◆ **Exercise prompt**
Print all entries word for word.

◆ **Source data**
--------

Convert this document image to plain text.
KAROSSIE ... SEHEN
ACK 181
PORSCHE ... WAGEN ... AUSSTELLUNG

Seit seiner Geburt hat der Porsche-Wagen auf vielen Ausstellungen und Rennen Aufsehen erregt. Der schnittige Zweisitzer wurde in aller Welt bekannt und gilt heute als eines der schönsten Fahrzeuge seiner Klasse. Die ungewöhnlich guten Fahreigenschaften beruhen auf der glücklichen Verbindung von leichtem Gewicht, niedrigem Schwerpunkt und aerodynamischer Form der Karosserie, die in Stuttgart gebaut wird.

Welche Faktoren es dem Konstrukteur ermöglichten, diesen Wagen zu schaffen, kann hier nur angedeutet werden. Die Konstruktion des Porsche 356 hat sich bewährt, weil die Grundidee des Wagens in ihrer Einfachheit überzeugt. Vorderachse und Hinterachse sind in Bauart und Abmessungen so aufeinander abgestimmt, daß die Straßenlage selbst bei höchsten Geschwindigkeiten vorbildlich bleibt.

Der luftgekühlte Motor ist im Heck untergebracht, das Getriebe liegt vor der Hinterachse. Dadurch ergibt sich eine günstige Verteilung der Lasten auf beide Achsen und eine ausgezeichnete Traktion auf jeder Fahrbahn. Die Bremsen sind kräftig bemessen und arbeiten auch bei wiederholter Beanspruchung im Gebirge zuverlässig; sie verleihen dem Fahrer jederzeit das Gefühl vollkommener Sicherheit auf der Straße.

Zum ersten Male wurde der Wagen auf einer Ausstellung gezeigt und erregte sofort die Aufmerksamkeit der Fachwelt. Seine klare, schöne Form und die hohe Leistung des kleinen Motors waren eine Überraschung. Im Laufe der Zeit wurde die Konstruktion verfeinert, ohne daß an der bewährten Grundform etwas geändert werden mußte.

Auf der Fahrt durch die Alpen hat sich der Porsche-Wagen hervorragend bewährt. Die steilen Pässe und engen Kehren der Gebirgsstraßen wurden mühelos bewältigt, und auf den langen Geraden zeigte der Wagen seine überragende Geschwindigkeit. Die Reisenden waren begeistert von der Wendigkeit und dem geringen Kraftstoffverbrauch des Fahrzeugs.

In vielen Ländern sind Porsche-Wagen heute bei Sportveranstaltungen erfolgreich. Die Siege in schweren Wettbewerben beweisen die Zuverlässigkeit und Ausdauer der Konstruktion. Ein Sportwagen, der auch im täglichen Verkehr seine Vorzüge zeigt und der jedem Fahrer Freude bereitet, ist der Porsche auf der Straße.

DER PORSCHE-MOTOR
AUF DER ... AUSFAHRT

--------

◆ **Response to the exercise**
Convert this document image to plain text.
KAROSSIE ... SEHEN
ACK 181
PORSCHE ... WAGEN ... AUSSTELLUNG

Seit seiner Geburt hat der Porsche-Wagen auf vielen Ausstellungen und Rennen Aufsehen erregt. Der schnittige Zweisitzer wurde in aller Welt bekannt und gilt heute als eines der schönsten Fahrzeuge seiner Klasse. Die ungewöhnlich guten Fahreigenschaften beruhen auf der glücklichen Verbindung von leichtem Gewicht, niedrigem Schwerpunkt und aerodynamischer Form der Karosserie, die in Stuttgart gebaut wird.

Welche Faktoren es dem Konstrukteur ermöglichten, diesen Wagen zu schaffen, kann hier nur angedeutet werden. Die Konstruktion des Porsche 356 hat sich bewährt, weil die Grundidee des Wagens in ihrer Einfachheit überzeugt. Vorderachse und Hinterachse sind in Bauart und Abmessungen so aufeinander abgestimmt, daß die Straßenlage selbst bei höchsten Geschwindigkeiten vorbildlich bleibt.

Der luftgekühlte Motor ist im Heck untergebracht, das Getriebe liegt vor der Hinterachse. Dadurch ergibt sich eine günstige Verteilung der Lasten auf beide Achsen und eine ausgezeichnete Traktion auf jeder Fahrbahn. Die Bremsen sind kräftig bemessen und arbeiten auch bei wiederholter Beanspruchung im Gebirge zuverlässig; sie verleihen dem Fahrer jederzeit das Gefühl vollkommener Sicherheit auf der Straße.

Zum ersten Male wurde der Wagen auf einer Ausstellung gezeigt und erregte sofort die Aufmerksamkeit der Fachwelt. Seine klare, schöne Form und die hohe Leistung des kleinen Motors waren eine Überraschung. Im Laufe der Zeit wurde die Konstruktion verfeinert, ohne daß an der bewährten Grundform etwas geändert werden mußte.

Auf der Fahrt durch die Alpen hat sich der Porsche-Wagen hervorragend bewährt. Die steilen Pässe und engen Kehren der Gebirgsstraßen wurden mühelos bewältigt, und auf den langen Geraden zeigte der Wagen seine überragende Geschwindigkeit. Die Reisenden waren begeistert von der Wendigkeit und dem geringen Kraftstoffverbrauch des Fahrzeugs.

In vielen Ländern sind Porsche-Wagen heute bei Sportveranstaltungen erfolgreich. Die Siege in schweren Wettbewerben beweisen die Zuverlässigkeit und Ausdauer der Konstruktion. Ein Sportwagen, der auch im täglichen Verkehr seine Vorzüge zeigt und der jedem Fahrer Freude bereitet, ist der Porsche auf der Straße.

DER PORSCHE-MOTOR
AUF DER ... AUSFAHRT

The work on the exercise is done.